[Raw records]

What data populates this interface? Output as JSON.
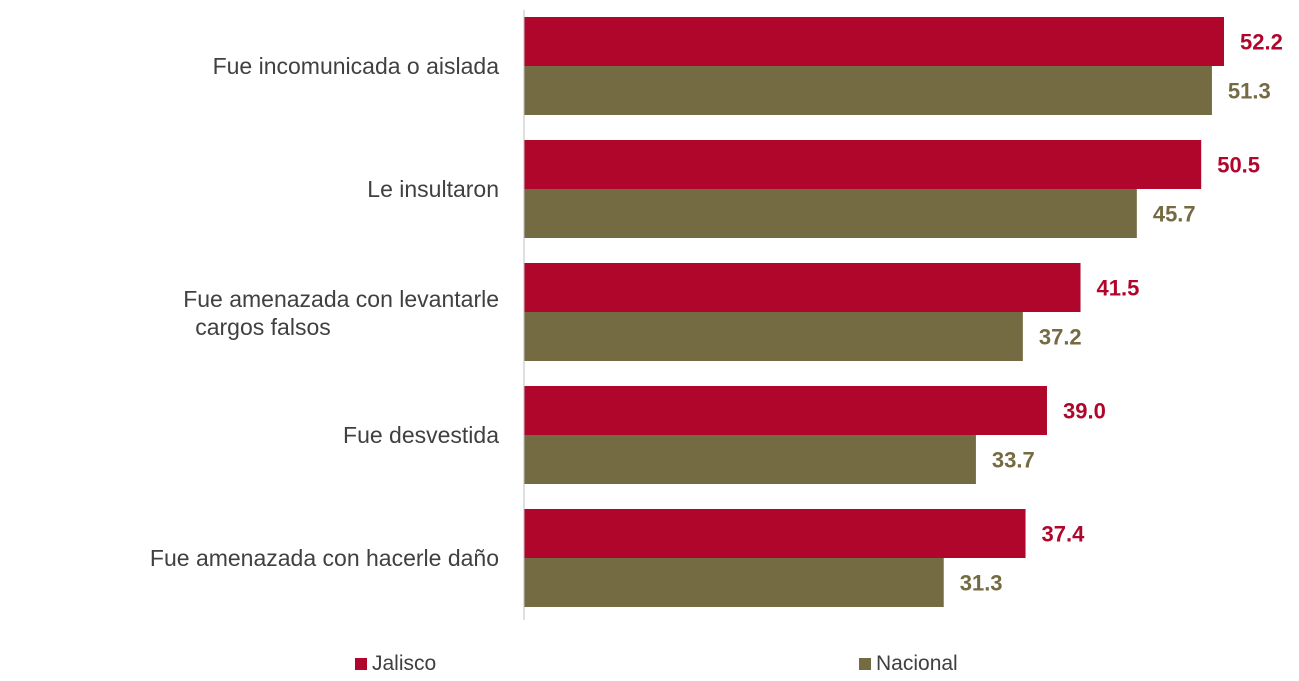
{
  "chart_data": {
    "type": "bar",
    "orientation": "horizontal",
    "categories": [
      "Fue incomunicada o aislada",
      "Le insultaron",
      "Fue amenazada con levantarle cargos falsos",
      "Fue desvestida",
      "Fue amenazada con hacerle daño"
    ],
    "series": [
      {
        "name": "Jalisco",
        "color": "#B0062C",
        "values": [
          52.2,
          50.5,
          41.5,
          39.0,
          37.4
        ]
      },
      {
        "name": "Nacional",
        "color": "#756B43",
        "values": [
          51.3,
          45.7,
          37.2,
          33.7,
          31.3
        ]
      }
    ],
    "title": "",
    "xlabel": "",
    "ylabel": "",
    "xlim": [
      0,
      60
    ],
    "value_format": "0.0",
    "grid": false,
    "legend_position": "bottom"
  }
}
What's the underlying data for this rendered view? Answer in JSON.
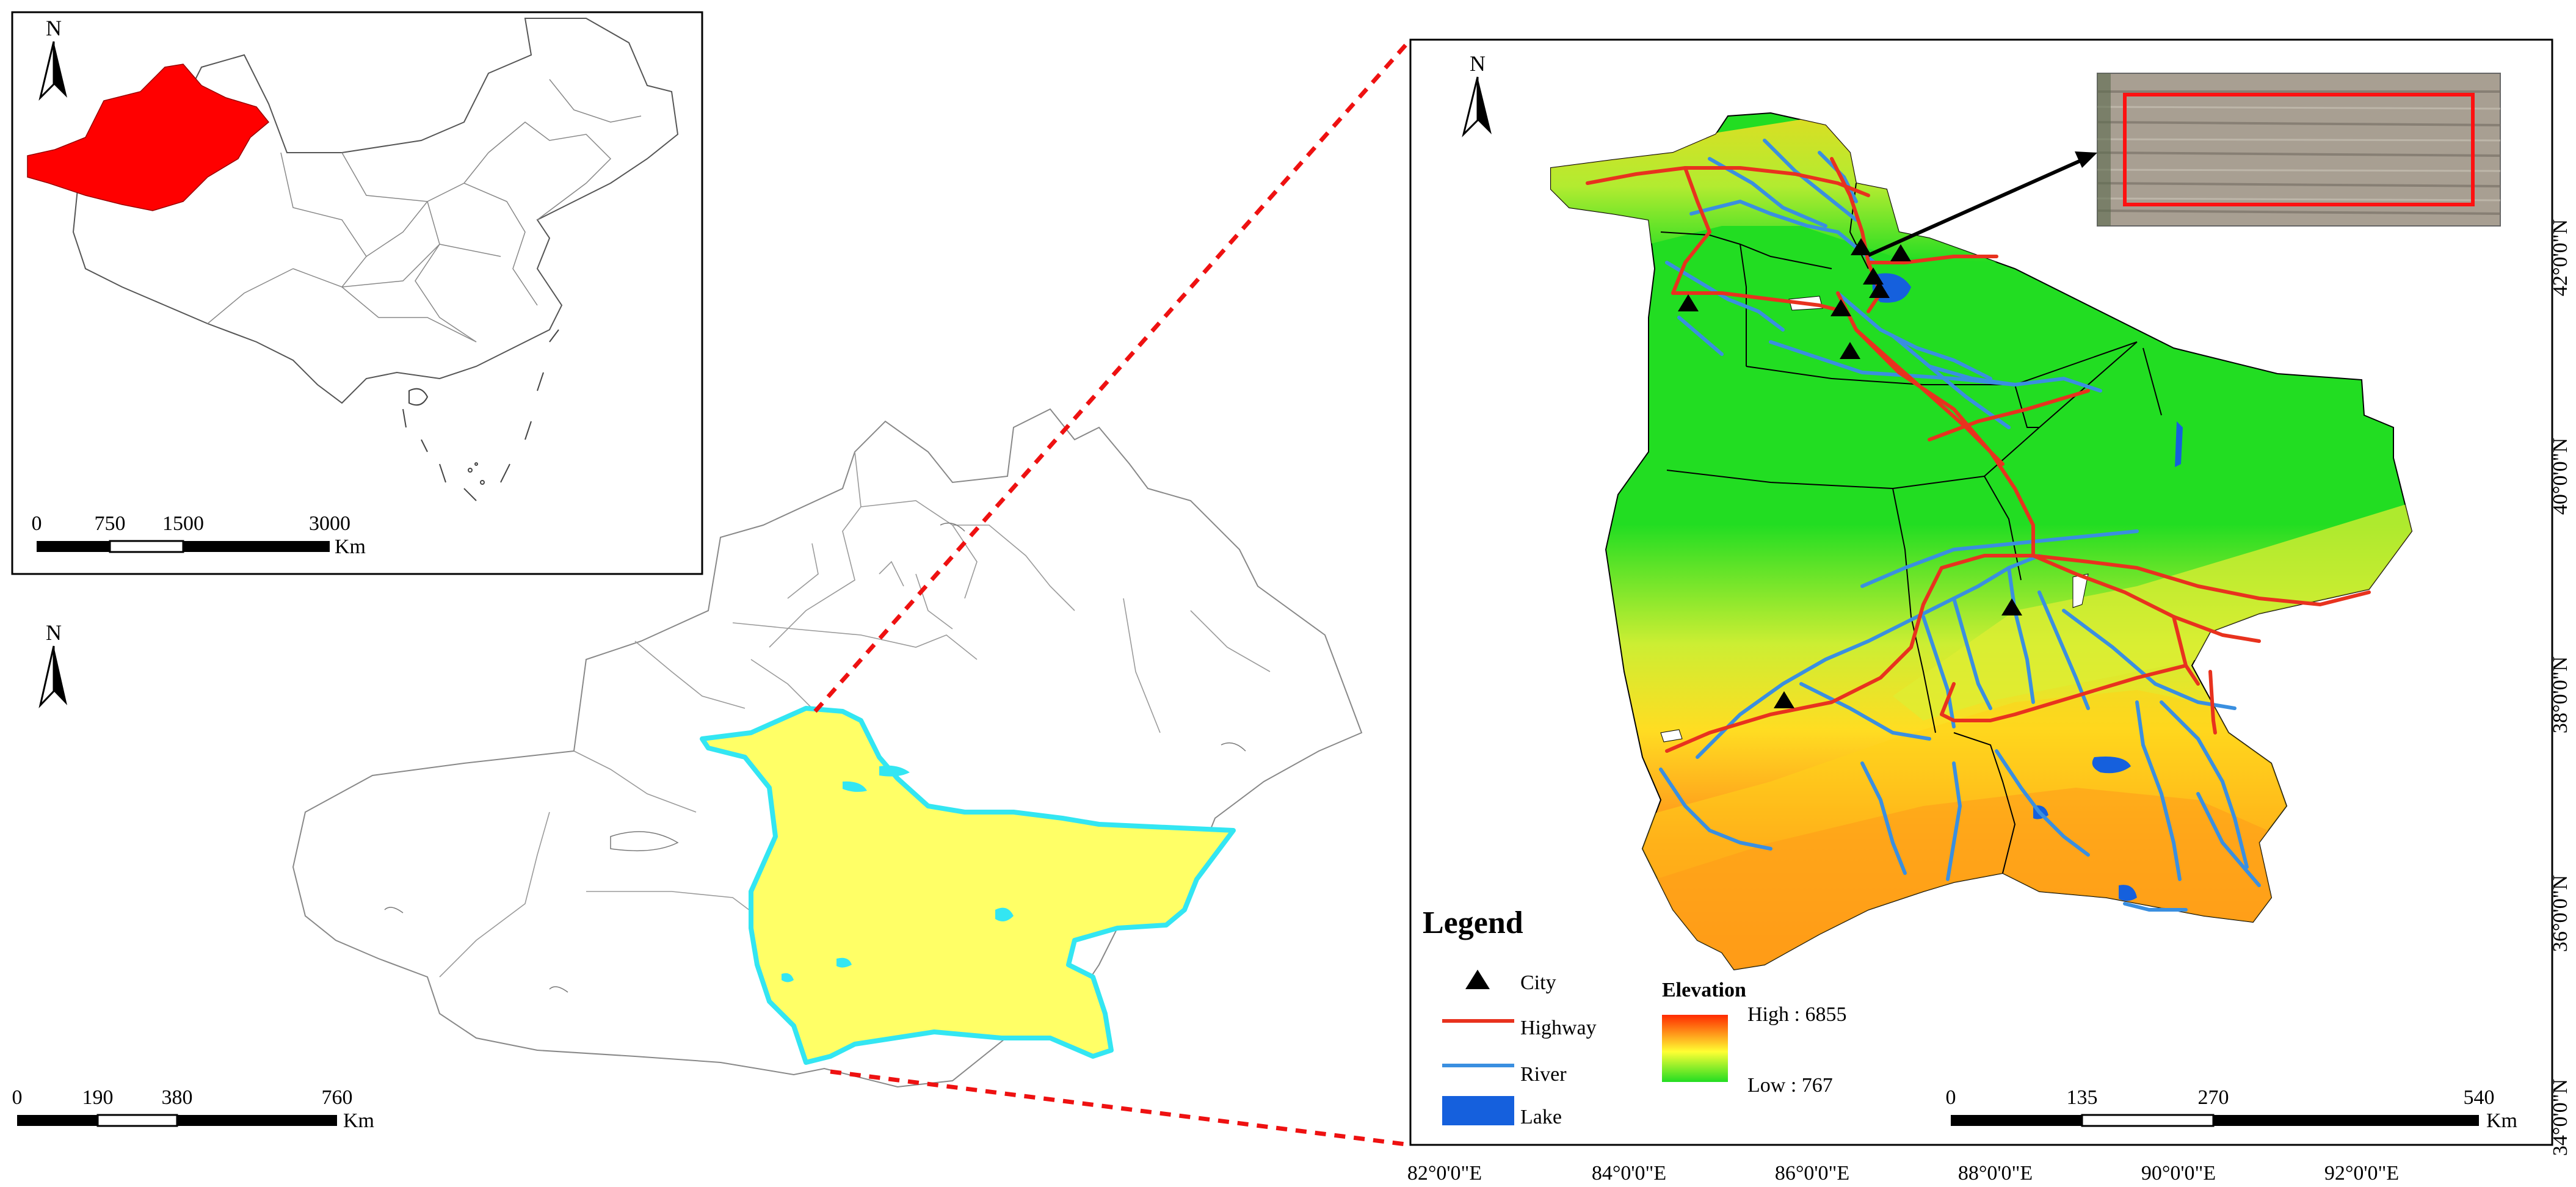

[Short problem]
Strip out the pictures and quote the remaining data word for word.

[Correct output]
What data populates this interface? Output as JSON.
{
  "chart_data": {
    "type": "bar",
    "orientation": "horizontal",
    "categories": [
      "Fue incomunicada o aislada",
      "Le insultaron",
      "Fue amenazada con levantarle cargos falsos",
      "Fue desvestida",
      "Fue amenazada con hacerle daño"
    ],
    "series": [
      {
        "name": "Jalisco",
        "color": "#B0062C",
        "values": [
          52.2,
          50.5,
          41.5,
          39.0,
          37.4
        ]
      },
      {
        "name": "Nacional",
        "color": "#756B43",
        "values": [
          51.3,
          45.7,
          37.2,
          33.7,
          31.3
        ]
      }
    ],
    "title": "",
    "xlabel": "",
    "ylabel": "",
    "xlim": [
      0,
      60
    ],
    "value_format": "0.0",
    "grid": false,
    "legend_position": "bottom"
  }
}
What's the underlying data for this rendered view? Answer in JSON.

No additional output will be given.